◆ **EXERCISE REQUIREMENTS**
Render every entry verbatim.

(Dataset excerpts)
□ □ □
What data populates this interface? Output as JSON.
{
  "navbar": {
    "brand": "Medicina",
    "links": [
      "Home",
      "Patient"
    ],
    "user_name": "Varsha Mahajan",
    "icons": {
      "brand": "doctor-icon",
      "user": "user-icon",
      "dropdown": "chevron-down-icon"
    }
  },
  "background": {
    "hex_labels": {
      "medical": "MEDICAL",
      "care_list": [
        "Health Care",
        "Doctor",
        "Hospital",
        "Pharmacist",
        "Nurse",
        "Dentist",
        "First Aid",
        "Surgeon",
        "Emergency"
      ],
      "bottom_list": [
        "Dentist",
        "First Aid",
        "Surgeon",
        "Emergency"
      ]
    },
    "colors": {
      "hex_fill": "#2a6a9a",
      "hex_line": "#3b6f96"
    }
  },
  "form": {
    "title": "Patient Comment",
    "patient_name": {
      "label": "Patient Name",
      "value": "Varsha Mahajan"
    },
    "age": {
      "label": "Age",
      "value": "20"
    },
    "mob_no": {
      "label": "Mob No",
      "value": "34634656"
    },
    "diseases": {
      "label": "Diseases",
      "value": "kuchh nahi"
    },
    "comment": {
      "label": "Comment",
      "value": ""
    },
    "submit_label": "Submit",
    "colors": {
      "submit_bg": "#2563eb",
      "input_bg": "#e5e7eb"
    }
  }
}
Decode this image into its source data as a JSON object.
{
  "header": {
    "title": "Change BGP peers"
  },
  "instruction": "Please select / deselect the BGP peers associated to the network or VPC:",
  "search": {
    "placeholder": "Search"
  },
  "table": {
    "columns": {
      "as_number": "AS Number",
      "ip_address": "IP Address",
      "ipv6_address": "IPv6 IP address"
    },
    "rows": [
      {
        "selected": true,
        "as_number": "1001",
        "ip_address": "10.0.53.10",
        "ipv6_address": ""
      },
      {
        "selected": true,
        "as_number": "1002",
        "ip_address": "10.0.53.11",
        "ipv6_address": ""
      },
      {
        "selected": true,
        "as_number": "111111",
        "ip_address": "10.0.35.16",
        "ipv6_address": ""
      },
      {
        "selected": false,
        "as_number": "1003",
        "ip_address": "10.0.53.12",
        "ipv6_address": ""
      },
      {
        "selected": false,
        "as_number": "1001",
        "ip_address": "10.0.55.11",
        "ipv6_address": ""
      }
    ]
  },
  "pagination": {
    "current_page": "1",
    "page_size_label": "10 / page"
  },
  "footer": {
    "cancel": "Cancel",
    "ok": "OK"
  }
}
□ □ □
◆ **RESPONSE TO THE TASK**
What data populates this interface? Output as JSON.
{
  "navbar": {
    "brand": "Medicina",
    "links": [
      "Home",
      "Patient"
    ],
    "user_name": "Varsha Mahajan",
    "icons": {
      "brand": "doctor-icon",
      "user": "user-icon",
      "dropdown": "chevron-down-icon"
    }
  },
  "background": {
    "hex_labels": {
      "medical": "MEDICAL",
      "care_list": [
        "Health Care",
        "Doctor",
        "Hospital",
        "Pharmacist",
        "Nurse",
        "Dentist",
        "First Aid",
        "Surgeon",
        "Emergency"
      ],
      "bottom_list": [
        "Dentist",
        "First Aid",
        "Surgeon",
        "Emergency"
      ]
    },
    "colors": {
      "hex_fill": "#2a6a9a",
      "hex_line": "#3b6f96"
    }
  },
  "form": {
    "title": "Patient Comment",
    "patient_name": {
      "label": "Patient Name",
      "value": "Varsha Mahajan"
    },
    "age": {
      "label": "Age",
      "value": "20"
    },
    "mob_no": {
      "label": "Mob No",
      "value": "34634656"
    },
    "diseases": {
      "label": "Diseases",
      "value": "kuchh nahi"
    },
    "comment": {
      "label": "Comment",
      "value": ""
    },
    "submit_label": "Submit",
    "colors": {
      "submit_bg": "#2563eb",
      "input_bg": "#e5e7eb"
    }
  }
}
Decode this image into its source data as a JSON object.
{
  "header": {
    "title": "Change BGP peers"
  },
  "instruction": "Please select / deselect the BGP peers associated to the network or VPC:",
  "search": {
    "placeholder": "Search"
  },
  "table": {
    "columns": {
      "as_number": "AS Number",
      "ip_address": "IP Address",
      "ipv6_address": "IPv6 IP address"
    },
    "rows": [
      {
        "selected": true,
        "as_number": "1001",
        "ip_address": "10.0.53.10",
        "ipv6_address": ""
      },
      {
        "selected": true,
        "as_number": "1002",
        "ip_address": "10.0.53.11",
        "ipv6_address": ""
      },
      {
        "selected": true,
        "as_number": "111111",
        "ip_address": "10.0.35.16",
        "ipv6_address": ""
      },
      {
        "selected": false,
        "as_number": "1003",
        "ip_address": "10.0.53.12",
        "ipv6_address": ""
      },
      {
        "selected": false,
        "as_number": "1001",
        "ip_address": "10.0.55.11",
        "ipv6_address": ""
      }
    ]
  },
  "pagination": {
    "current_page": "1",
    "page_size_label": "10 / page"
  },
  "footer": {
    "cancel": "Cancel",
    "ok": "OK"
  }
}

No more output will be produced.